-- START OF Records to process --

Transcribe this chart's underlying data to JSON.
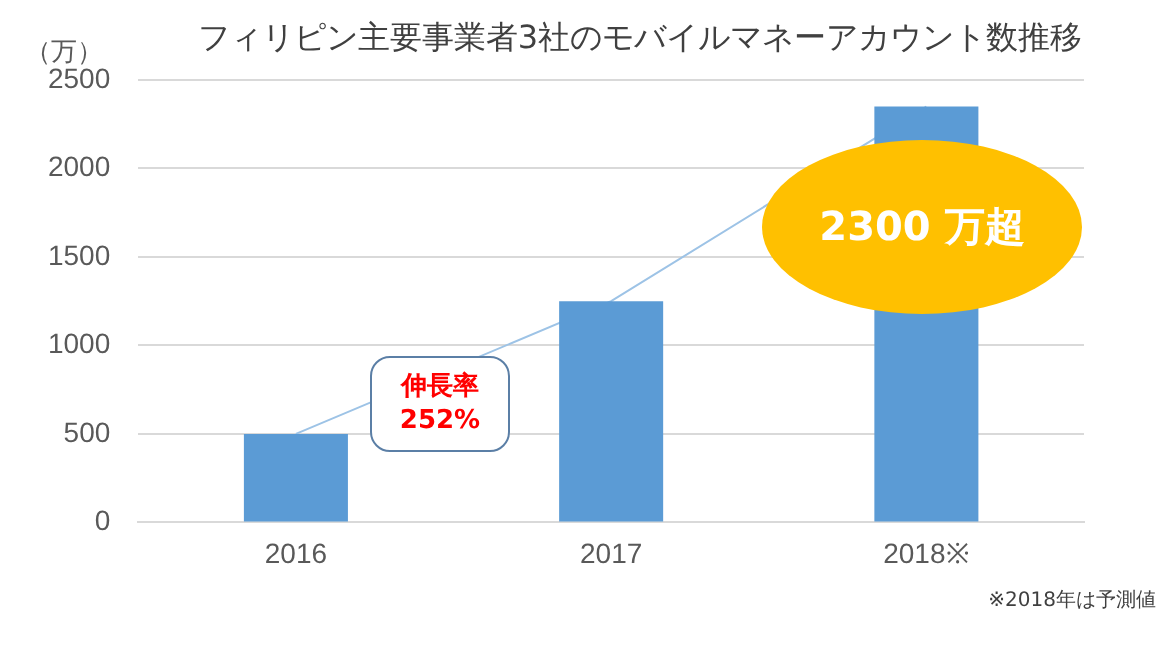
{
  "chart_data": {
    "type": "bar",
    "title": "フィリピン主要事業者3社のモバイルマネーアカウント数推移",
    "ylabel": "（万）",
    "categories": [
      "2016",
      "2017",
      "2018※"
    ],
    "series": [
      {
        "color": "#5b9bd5",
        "values": [
          500,
          1250,
          2350
        ]
      },
      {
        "type": "line",
        "color": "#9dc3e6",
        "values": [
          500,
          1250,
          2350
        ]
      }
    ],
    "ylim": [
      0,
      2500
    ],
    "yticks": [
      0,
      500,
      1000,
      1500,
      2000,
      2500
    ],
    "grid": "y",
    "legend": false,
    "marker": "none",
    "annotations": [
      "伸長率\n252%",
      "2300 万超",
      "※2018年は予測値"
    ]
  }
}
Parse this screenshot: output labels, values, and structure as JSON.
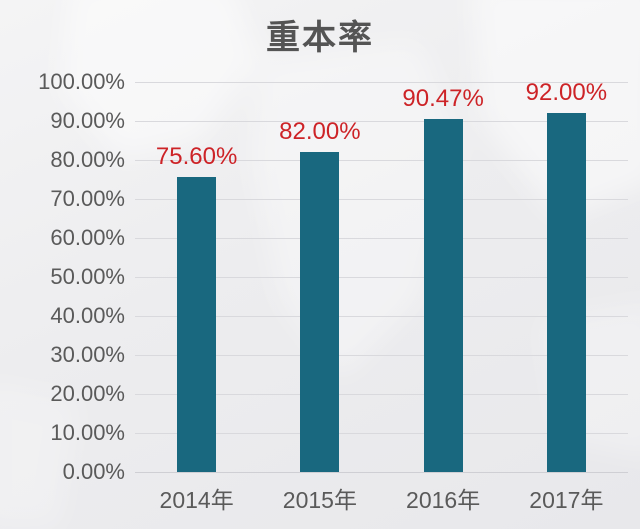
{
  "chart_data": {
    "type": "bar",
    "title": "重本率",
    "categories": [
      "2014年",
      "2015年",
      "2016年",
      "2017年"
    ],
    "values": [
      75.6,
      82.0,
      90.47,
      92.0
    ],
    "value_labels": [
      "75.60%",
      "82.00%",
      "90.47%",
      "92.00%"
    ],
    "ylim": [
      0,
      100
    ],
    "ytick_step": 10,
    "ytick_labels": [
      "0.00%",
      "10.00%",
      "20.00%",
      "30.00%",
      "40.00%",
      "50.00%",
      "60.00%",
      "70.00%",
      "80.00%",
      "90.00%",
      "100.00%"
    ],
    "grid": true,
    "legend": false,
    "colors": {
      "bar": "#19687f",
      "value_label": "#cd2327",
      "axis_text": "#5a5a5a",
      "title_text": "#545454",
      "gridline": "#d9d9dd",
      "background": "#ededef"
    }
  }
}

-- END OF Records to process --

* Given problem *
Skip the pictures, then retype every line above exactly.

* Written answer *
Transcribe this chart's underlying data to JSON.
{
  "chart_data": {
    "type": "bar",
    "title": "フィリピン主要事業者3社のモバイルマネーアカウント数推移",
    "ylabel": "（万）",
    "categories": [
      "2016",
      "2017",
      "2018※"
    ],
    "series": [
      {
        "color": "#5b9bd5",
        "values": [
          500,
          1250,
          2350
        ]
      },
      {
        "type": "line",
        "color": "#9dc3e6",
        "values": [
          500,
          1250,
          2350
        ]
      }
    ],
    "ylim": [
      0,
      2500
    ],
    "yticks": [
      0,
      500,
      1000,
      1500,
      2000,
      2500
    ],
    "grid": "y",
    "legend": false,
    "marker": "none",
    "annotations": [
      "伸長率\n252%",
      "2300 万超",
      "※2018年は予測値"
    ]
  }
}
Parse this screenshot: output labels, values, and structure as JSON.
{
  "chart_data": {
    "type": "bar",
    "title": "重本率",
    "categories": [
      "2014年",
      "2015年",
      "2016年",
      "2017年"
    ],
    "values": [
      75.6,
      82.0,
      90.47,
      92.0
    ],
    "value_labels": [
      "75.60%",
      "82.00%",
      "90.47%",
      "92.00%"
    ],
    "ylim": [
      0,
      100
    ],
    "ytick_step": 10,
    "ytick_labels": [
      "0.00%",
      "10.00%",
      "20.00%",
      "30.00%",
      "40.00%",
      "50.00%",
      "60.00%",
      "70.00%",
      "80.00%",
      "90.00%",
      "100.00%"
    ],
    "grid": true,
    "legend": false,
    "colors": {
      "bar": "#19687f",
      "value_label": "#cd2327",
      "axis_text": "#5a5a5a",
      "title_text": "#545454",
      "gridline": "#d9d9dd",
      "background": "#ededef"
    }
  }
}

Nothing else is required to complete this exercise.